#### [SOURCE EXTRACT]
Parser

To run the parser we call parse. This requires a grammar and the output from the lexer (which is a list of tokens).

parse : (act : Grammar tok c ty) -> (xs : List tok) ->
      Either (ParseError tok) (ty, List tok)

If successful this returns ‘Right’ with a pair of

  • the parse result.
  • the unparsed tokens (the remaining input).

otherwise it returns ‘Left’ with the error message.

So we need to define the grammar for our parser, this is done using the following ‘Grammar’ data structure. This is a combinator structure, similar in principle to the recogniser combinator for the lexer, which was discussed on the previous page.

As with the Recogniser the Grammar type is dependent on a boolean ‘consumes’ value which allows us to ensure that complicated Grammar structures will always consume input.

||| Description of a language's grammar. The `tok` parameter is the type
||| of tokens, and the `consumes` flag is True if the language is guaranteed
||| to be non-empty - that is, successfully parsing the language is guaranteed
||| to consume some input.
public export
data Grammar : (tok : Type) -> (consumes : Bool) -> Type -> Type where
   Empty : (val : ty) -> Grammar tok False ty
   Terminal : String -> (tok -> Maybe a) -> Grammar tok True a
   NextIs : String -> (tok -> Bool) -> Grammar tok False tok
   EOF : Grammar tok False ()

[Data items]
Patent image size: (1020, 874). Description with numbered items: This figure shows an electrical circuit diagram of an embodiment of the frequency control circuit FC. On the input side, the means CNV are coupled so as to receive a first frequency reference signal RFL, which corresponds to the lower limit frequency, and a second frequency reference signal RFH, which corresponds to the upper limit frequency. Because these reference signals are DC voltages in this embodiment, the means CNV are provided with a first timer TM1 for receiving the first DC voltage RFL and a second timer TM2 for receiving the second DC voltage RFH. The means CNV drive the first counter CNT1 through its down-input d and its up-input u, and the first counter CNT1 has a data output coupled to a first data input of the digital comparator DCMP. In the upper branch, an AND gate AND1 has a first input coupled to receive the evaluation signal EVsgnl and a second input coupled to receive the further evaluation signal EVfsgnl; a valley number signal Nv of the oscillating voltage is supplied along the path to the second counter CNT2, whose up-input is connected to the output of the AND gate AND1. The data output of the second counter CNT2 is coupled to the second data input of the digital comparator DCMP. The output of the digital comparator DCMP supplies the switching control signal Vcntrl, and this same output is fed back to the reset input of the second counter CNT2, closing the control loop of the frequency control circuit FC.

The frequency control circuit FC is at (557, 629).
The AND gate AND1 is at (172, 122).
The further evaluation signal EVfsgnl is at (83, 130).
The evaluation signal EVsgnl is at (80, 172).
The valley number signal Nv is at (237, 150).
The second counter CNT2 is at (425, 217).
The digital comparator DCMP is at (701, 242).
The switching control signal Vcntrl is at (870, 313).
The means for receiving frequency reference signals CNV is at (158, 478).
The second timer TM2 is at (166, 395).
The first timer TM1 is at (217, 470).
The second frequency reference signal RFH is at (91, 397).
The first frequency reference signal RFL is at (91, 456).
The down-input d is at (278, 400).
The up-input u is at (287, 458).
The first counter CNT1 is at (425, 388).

#### [GIVEN EXERCISE A]
Edit part of the parser page, beginning at the words "otherwise it returns" and stopping after "always consume input.", so that "combinator" becomes "builder".
#### [GIVEN EXERCISE B]
List every constructor that the parser page defines for the Grammar data type.
These lines have nothing to do with the parser page.

#### [FULL SOLUTION A]
otherwise it returns ‘Left’ with the error message.

So we need to define the grammar for our parser, this is done using the following ‘Grammar’ data structure. This is a builder structure, similar in principle to the recogniser builder for the lexer, which was discussed on the previous page.

As with the Recogniser the Grammar type is dependent on a boolean ‘consumes’ value which allows us to ensure that complicated Grammar structures will always consume input.

#### [FULL SOLUTION B]
Empty, Terminal, NextIs, EOF